(Stored items from a collection)
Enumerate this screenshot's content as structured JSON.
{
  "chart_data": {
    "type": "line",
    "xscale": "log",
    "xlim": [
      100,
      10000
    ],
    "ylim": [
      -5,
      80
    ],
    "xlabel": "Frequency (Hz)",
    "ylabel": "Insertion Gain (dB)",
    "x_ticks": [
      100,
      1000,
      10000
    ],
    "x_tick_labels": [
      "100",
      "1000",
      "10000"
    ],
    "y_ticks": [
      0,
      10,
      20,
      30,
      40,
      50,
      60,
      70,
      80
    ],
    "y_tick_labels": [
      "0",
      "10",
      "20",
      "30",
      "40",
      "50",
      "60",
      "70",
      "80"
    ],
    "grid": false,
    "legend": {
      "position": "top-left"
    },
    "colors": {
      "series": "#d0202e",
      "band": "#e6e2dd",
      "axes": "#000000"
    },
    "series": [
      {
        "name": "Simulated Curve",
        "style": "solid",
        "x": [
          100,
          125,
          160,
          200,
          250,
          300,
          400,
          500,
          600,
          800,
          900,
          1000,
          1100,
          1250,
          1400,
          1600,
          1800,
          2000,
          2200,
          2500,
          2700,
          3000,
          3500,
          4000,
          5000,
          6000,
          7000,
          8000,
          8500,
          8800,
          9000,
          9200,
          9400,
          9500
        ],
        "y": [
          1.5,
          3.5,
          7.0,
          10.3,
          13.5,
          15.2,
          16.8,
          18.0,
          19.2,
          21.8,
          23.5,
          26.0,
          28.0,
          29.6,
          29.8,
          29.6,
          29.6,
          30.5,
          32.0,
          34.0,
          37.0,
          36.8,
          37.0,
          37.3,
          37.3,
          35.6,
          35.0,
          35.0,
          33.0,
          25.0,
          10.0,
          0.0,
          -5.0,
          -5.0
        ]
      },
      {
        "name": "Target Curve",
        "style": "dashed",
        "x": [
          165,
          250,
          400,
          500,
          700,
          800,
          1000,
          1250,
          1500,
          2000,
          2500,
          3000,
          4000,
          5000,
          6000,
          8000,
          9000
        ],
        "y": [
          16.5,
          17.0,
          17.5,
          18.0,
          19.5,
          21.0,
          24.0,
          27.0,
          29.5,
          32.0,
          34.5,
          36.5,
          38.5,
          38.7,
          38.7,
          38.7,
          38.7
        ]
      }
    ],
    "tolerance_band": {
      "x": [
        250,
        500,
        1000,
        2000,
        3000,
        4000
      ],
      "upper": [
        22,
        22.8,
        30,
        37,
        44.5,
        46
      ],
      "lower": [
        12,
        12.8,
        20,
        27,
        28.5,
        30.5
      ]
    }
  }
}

# Exercise task
Retype the entries one by one, exactly.

# Written answer
Enumerate this screenshot's content as structured JSON.
{
  "chart_data": {
    "type": "line",
    "xscale": "log",
    "xlim": [
      100,
      10000
    ],
    "ylim": [
      -5,
      80
    ],
    "xlabel": "Frequency (Hz)",
    "ylabel": "Insertion Gain (dB)",
    "x_ticks": [
      100,
      1000,
      10000
    ],
    "x_tick_labels": [
      "100",
      "1000",
      "10000"
    ],
    "y_ticks": [
      0,
      10,
      20,
      30,
      40,
      50,
      60,
      70,
      80
    ],
    "y_tick_labels": [
      "0",
      "10",
      "20",
      "30",
      "40",
      "50",
      "60",
      "70",
      "80"
    ],
    "grid": false,
    "legend": {
      "position": "top-left"
    },
    "colors": {
      "series": "#d0202e",
      "band": "#e6e2dd",
      "axes": "#000000"
    },
    "series": [
      {
        "name": "Simulated Curve",
        "style": "solid",
        "x": [
          100,
          125,
          160,
          200,
          250,
          300,
          400,
          500,
          600,
          800,
          900,
          1000,
          1100,
          1250,
          1400,
          1600,
          1800,
          2000,
          2200,
          2500,
          2700,
          3000,
          3500,
          4000,
          5000,
          6000,
          7000,
          8000,
          8500,
          8800,
          9000,
          9200,
          9400,
          9500
        ],
        "y": [
          1.5,
          3.5,
          7.0,
          10.3,
          13.5,
          15.2,
          16.8,
          18.0,
          19.2,
          21.8,
          23.5,
          26.0,
          28.0,
          29.6,
          29.8,
          29.6,
          29.6,
          30.5,
          32.0,
          34.0,
          37.0,
          36.8,
          37.0,
          37.3,
          37.3,
          35.6,
          35.0,
          35.0,
          33.0,
          25.0,
          10.0,
          0.0,
          -5.0,
          -5.0
        ]
      },
      {
        "name": "Target Curve",
        "style": "dashed",
        "x": [
          165,
          250,
          400,
          500,
          700,
          800,
          1000,
          1250,
          1500,
          2000,
          2500,
          3000,
          4000,
          5000,
          6000,
          8000,
          9000
        ],
        "y": [
          16.5,
          17.0,
          17.5,
          18.0,
          19.5,
          21.0,
          24.0,
          27.0,
          29.5,
          32.0,
          34.5,
          36.5,
          38.5,
          38.7,
          38.7,
          38.7,
          38.7
        ]
      }
    ],
    "tolerance_band": {
      "x": [
        250,
        500,
        1000,
        2000,
        3000,
        4000
      ],
      "upper": [
        22,
        22.8,
        30,
        37,
        44.5,
        46
      ],
      "lower": [
        12,
        12.8,
        20,
        27,
        28.5,
        30.5
      ]
    }
  }
}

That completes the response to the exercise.